[Start Entries supplied]

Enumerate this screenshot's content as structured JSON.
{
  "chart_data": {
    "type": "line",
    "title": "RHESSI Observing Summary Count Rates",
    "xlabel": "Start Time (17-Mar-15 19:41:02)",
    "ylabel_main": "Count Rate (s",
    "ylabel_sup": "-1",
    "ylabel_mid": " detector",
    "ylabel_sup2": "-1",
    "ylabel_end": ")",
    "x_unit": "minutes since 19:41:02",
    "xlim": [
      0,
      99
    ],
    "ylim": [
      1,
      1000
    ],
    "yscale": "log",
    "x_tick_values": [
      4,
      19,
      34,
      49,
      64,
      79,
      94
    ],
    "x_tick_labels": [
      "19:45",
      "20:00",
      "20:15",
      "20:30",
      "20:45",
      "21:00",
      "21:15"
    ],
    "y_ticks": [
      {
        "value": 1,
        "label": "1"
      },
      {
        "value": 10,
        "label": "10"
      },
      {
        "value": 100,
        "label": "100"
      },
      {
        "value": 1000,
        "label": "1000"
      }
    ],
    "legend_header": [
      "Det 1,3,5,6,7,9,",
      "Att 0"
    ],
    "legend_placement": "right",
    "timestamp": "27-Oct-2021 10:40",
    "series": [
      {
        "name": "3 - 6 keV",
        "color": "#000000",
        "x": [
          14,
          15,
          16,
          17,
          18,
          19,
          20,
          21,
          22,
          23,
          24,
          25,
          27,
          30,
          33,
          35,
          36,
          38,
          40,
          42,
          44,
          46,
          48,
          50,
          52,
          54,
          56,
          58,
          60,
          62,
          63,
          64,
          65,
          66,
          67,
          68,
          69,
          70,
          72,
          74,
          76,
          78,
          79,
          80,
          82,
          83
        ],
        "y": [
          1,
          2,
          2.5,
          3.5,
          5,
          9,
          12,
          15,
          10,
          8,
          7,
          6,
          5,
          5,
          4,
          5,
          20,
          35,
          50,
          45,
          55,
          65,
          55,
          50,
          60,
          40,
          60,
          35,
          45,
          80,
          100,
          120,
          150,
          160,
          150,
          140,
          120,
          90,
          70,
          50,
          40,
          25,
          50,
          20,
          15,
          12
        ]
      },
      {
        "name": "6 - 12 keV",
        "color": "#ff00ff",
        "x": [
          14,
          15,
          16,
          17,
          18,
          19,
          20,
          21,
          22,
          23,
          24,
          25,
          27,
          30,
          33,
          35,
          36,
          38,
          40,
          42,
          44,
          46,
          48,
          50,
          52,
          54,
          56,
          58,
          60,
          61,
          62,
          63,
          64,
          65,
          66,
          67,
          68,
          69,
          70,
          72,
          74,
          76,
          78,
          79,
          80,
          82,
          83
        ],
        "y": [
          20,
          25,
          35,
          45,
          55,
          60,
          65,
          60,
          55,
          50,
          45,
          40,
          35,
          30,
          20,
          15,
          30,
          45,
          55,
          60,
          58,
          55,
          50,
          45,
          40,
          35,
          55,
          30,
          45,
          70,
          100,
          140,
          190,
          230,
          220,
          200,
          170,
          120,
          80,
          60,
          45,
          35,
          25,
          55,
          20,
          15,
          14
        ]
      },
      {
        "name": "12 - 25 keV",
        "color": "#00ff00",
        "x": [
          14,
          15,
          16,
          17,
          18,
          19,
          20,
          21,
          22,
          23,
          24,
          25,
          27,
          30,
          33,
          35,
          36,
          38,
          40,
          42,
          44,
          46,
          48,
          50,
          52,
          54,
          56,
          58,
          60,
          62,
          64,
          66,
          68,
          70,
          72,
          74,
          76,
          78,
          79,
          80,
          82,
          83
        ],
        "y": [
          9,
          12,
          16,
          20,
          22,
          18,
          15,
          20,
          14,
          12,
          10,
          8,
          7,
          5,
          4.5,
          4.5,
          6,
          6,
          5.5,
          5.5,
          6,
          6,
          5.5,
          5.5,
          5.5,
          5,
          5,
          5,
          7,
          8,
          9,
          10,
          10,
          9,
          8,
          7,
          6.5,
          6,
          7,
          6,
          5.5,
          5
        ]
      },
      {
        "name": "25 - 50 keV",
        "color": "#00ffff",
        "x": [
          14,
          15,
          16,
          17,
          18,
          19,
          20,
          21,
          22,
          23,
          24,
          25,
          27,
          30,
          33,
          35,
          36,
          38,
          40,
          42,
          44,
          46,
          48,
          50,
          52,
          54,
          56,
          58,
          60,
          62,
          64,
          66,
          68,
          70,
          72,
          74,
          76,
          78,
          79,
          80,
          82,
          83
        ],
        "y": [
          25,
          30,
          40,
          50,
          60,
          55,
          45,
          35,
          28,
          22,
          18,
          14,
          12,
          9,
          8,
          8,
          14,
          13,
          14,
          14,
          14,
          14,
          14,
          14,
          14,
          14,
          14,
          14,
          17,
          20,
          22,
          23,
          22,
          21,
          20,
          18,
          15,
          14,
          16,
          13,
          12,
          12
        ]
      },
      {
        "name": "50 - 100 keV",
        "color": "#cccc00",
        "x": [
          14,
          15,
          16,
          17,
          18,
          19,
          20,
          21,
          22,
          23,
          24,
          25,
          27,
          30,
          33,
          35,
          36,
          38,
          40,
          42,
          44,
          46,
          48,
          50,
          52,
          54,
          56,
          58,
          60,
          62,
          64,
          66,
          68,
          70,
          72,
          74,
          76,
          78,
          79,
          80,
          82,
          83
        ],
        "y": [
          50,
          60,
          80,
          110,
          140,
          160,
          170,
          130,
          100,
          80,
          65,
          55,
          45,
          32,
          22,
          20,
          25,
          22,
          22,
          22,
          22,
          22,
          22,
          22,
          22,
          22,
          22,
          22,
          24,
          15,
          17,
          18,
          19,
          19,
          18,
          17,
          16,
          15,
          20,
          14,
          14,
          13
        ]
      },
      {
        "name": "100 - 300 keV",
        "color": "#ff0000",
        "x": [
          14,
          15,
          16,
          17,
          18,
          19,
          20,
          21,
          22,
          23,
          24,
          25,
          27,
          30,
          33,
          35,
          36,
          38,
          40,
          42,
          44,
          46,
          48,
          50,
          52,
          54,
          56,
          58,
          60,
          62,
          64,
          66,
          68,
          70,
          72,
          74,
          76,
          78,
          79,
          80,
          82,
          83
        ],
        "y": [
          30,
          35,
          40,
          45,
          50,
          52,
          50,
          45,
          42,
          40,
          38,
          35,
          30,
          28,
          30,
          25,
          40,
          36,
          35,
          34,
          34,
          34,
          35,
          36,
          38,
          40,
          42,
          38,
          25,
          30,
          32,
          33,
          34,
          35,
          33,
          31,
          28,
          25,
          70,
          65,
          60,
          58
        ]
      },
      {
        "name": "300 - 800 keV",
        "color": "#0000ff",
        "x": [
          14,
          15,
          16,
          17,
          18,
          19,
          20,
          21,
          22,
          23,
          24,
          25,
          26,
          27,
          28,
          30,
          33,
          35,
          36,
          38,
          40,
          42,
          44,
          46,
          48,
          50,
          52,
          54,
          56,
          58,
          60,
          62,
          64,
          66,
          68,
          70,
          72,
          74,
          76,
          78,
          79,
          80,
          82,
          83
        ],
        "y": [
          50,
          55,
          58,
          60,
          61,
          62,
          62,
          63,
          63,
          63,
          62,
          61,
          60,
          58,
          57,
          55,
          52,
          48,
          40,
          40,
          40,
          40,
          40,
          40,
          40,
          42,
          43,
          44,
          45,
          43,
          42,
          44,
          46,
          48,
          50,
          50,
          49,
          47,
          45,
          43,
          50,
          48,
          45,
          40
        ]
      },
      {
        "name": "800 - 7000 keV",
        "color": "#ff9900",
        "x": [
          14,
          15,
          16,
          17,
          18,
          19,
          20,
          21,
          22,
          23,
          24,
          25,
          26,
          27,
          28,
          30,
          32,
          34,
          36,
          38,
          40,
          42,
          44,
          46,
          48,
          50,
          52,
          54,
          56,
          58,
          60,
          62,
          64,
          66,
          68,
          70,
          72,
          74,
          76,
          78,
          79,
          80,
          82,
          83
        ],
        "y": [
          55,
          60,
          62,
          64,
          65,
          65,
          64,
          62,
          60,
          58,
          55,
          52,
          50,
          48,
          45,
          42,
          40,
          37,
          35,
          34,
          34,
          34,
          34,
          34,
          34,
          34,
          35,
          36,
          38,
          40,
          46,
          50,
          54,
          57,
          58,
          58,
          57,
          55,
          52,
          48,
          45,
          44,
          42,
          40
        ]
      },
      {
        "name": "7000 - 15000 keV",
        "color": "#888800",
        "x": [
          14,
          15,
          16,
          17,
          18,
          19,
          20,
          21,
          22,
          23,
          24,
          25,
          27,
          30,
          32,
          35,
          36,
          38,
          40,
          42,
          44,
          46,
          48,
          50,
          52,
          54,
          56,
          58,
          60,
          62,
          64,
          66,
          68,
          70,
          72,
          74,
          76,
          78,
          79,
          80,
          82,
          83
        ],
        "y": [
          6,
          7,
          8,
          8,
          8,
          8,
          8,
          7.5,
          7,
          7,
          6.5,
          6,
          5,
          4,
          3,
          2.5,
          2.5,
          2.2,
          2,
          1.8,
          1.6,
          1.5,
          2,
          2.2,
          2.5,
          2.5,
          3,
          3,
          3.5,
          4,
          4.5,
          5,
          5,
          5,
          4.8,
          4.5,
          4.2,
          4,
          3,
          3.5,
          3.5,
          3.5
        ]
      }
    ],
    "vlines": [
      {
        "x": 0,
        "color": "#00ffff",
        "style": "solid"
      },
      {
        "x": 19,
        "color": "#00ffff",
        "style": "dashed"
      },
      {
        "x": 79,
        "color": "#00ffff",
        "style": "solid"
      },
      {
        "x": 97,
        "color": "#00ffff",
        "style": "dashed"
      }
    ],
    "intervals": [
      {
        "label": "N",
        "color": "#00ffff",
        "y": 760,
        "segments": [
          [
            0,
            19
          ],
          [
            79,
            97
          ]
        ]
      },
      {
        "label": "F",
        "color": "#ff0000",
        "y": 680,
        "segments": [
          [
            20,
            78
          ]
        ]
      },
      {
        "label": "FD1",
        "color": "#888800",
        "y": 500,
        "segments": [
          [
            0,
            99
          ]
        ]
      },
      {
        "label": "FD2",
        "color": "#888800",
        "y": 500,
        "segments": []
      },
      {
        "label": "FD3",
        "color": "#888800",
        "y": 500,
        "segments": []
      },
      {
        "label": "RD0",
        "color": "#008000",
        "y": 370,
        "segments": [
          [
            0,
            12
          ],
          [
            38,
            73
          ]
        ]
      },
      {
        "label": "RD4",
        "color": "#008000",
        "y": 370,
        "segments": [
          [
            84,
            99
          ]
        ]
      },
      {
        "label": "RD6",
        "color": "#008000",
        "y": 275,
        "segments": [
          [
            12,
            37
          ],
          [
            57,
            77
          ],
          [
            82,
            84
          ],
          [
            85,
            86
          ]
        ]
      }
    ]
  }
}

[End Entries supplied]

**Your objective**
Every line that holds the word "Count" should be extracted.

**Result**
    "title": "RHESSI Observing Summary Count Rates",
    "ylabel_main": "Count Rate (s",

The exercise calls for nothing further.